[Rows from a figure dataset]
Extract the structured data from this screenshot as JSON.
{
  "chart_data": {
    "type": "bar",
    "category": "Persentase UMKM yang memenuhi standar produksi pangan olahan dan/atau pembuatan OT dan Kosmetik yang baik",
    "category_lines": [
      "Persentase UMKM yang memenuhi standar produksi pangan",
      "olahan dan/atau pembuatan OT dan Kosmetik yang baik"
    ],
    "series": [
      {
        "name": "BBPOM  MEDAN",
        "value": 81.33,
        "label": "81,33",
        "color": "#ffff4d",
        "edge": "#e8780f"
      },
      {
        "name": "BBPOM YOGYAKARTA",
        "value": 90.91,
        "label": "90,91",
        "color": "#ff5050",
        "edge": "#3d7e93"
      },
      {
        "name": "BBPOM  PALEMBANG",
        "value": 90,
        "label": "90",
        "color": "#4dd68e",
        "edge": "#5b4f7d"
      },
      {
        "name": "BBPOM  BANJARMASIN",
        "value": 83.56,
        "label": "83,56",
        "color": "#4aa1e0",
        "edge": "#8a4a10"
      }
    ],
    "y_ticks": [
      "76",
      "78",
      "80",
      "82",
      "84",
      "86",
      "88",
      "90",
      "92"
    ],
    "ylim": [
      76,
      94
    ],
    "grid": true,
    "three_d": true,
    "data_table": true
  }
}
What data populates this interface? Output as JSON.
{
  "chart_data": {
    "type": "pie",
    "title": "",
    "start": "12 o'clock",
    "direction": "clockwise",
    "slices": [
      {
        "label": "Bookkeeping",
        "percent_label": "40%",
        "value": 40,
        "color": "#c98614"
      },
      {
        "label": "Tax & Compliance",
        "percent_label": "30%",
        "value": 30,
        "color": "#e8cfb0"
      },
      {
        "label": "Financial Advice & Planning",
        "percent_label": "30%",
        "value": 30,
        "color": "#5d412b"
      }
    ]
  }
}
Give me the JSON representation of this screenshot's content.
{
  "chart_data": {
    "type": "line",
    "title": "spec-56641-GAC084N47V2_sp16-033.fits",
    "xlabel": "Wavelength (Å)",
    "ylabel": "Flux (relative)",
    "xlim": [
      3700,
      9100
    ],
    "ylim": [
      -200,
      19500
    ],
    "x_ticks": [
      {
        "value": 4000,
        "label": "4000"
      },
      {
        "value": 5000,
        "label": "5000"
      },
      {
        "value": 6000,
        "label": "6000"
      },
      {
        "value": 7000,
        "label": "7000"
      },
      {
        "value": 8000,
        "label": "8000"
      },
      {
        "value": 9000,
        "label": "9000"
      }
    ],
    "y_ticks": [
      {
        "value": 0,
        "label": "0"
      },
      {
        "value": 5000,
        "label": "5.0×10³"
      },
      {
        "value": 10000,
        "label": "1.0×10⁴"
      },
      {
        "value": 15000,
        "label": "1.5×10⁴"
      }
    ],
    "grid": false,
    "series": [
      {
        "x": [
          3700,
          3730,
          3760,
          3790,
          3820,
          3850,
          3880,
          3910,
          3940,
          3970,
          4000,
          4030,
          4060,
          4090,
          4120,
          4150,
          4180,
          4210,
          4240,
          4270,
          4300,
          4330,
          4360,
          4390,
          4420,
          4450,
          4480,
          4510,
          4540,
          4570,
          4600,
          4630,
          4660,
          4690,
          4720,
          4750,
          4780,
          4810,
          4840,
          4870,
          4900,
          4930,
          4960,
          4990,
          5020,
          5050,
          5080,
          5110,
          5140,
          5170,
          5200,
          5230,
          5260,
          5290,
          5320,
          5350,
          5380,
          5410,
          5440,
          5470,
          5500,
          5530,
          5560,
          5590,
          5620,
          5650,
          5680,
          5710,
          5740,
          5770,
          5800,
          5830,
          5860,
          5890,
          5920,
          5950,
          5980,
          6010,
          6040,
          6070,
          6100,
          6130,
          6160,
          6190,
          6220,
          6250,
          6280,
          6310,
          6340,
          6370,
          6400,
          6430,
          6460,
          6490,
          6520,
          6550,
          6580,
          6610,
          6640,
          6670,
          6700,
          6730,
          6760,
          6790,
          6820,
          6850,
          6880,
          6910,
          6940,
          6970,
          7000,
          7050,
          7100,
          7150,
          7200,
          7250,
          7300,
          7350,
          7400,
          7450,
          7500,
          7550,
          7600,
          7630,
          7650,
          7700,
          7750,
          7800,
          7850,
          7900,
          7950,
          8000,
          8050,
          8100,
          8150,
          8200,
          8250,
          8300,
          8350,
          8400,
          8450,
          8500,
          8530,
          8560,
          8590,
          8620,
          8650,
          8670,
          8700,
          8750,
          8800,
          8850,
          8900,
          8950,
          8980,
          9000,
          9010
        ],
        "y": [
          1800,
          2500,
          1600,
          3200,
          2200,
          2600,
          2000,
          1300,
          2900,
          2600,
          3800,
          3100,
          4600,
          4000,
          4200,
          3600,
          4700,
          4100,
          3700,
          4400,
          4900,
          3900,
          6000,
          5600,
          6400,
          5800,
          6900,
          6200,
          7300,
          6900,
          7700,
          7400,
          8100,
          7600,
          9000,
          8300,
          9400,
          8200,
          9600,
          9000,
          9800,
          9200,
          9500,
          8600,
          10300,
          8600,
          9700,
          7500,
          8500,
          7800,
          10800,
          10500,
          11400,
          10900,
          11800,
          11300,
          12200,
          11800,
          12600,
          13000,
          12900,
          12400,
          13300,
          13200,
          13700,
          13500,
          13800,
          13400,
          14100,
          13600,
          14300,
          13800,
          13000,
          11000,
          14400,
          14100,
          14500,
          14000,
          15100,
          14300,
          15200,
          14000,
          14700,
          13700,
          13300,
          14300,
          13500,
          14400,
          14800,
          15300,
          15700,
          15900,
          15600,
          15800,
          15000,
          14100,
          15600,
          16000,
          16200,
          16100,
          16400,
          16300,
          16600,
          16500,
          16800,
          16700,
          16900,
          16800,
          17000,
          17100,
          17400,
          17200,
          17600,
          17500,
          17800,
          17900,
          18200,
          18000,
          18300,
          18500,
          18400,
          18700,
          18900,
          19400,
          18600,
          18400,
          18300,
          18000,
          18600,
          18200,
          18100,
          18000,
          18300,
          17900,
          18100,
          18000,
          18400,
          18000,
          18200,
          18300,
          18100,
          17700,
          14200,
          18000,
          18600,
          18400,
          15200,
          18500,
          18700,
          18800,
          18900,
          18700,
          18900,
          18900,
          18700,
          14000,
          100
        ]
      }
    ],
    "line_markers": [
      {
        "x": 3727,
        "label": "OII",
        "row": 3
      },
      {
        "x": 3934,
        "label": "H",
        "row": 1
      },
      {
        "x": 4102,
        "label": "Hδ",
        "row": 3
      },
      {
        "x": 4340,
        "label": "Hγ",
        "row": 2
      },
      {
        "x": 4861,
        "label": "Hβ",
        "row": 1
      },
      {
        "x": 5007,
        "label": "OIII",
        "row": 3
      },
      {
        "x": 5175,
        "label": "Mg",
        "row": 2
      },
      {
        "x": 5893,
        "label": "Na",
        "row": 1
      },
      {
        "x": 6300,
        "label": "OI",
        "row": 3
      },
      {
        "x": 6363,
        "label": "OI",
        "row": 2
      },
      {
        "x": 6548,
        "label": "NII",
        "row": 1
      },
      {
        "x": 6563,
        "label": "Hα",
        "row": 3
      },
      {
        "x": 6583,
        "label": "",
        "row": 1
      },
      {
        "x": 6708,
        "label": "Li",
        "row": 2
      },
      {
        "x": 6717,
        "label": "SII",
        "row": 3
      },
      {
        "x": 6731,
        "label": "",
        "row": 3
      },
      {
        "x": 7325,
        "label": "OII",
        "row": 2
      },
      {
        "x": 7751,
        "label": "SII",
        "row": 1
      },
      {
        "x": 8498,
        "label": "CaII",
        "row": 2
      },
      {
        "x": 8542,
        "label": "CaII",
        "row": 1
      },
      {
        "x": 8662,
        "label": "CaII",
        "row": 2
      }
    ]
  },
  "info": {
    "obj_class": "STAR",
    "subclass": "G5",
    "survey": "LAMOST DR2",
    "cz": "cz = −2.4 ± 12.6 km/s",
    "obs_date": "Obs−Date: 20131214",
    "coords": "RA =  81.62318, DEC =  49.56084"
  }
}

TASK OBJECTIVE:
Search the entries for the word "produksi", then list each line that holds it.

ANSWER TO THE PROBLEM:
    "category": "Persentase UMKM yang memenuhi standar produksi pangan olahan dan/atau pembuatan OT dan Kosmetik yang baik",
      "Persentase UMKM yang memenuhi standar produksi pangan",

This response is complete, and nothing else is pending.